◆ Extracted information ◆
* * *
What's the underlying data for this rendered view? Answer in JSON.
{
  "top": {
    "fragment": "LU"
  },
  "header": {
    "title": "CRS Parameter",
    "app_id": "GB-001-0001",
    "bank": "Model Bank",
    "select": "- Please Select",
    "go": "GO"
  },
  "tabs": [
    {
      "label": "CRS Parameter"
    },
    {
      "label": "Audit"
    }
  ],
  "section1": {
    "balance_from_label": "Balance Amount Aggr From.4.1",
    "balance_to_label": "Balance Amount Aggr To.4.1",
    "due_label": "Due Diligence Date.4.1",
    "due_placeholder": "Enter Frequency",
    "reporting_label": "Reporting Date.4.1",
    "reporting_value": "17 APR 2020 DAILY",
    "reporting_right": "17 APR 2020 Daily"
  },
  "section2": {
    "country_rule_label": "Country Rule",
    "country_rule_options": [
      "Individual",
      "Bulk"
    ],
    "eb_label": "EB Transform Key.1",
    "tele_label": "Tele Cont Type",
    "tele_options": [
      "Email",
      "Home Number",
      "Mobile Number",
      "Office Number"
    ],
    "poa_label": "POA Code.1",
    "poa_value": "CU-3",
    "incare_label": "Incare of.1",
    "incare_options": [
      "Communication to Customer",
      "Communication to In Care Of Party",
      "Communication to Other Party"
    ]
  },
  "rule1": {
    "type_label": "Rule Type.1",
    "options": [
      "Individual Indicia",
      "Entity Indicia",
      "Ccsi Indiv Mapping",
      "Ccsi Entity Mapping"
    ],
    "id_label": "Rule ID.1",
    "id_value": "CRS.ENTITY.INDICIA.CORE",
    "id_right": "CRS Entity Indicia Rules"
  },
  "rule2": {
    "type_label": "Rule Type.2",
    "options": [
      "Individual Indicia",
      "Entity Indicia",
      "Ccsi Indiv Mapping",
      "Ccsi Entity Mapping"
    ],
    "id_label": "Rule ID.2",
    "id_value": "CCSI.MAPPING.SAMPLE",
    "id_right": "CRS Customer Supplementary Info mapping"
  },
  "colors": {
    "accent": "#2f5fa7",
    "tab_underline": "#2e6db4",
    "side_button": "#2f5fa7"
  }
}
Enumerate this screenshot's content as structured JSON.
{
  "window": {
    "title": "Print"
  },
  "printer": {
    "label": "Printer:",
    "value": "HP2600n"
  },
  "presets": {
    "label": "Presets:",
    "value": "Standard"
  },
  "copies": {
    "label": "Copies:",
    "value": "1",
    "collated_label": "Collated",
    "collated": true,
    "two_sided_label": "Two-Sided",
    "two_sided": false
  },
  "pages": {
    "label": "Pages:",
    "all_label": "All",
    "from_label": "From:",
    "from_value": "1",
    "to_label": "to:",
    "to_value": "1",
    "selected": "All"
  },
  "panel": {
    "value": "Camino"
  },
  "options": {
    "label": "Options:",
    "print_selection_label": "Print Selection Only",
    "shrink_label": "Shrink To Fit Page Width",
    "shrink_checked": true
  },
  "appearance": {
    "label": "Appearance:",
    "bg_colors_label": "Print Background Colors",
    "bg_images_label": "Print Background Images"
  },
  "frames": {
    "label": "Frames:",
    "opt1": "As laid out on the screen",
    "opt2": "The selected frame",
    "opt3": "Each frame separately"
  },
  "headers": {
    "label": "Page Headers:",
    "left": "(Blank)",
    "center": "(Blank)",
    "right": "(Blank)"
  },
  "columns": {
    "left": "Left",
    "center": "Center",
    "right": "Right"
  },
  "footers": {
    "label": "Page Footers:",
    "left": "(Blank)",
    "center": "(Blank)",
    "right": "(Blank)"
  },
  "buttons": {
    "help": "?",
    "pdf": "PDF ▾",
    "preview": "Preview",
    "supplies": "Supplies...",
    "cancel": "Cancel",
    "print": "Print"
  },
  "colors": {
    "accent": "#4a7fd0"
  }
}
* * *
◆ Do this ◆
Tell how many lines of the data include the word "Communication", and nothing else.

◆ Output below ◆
3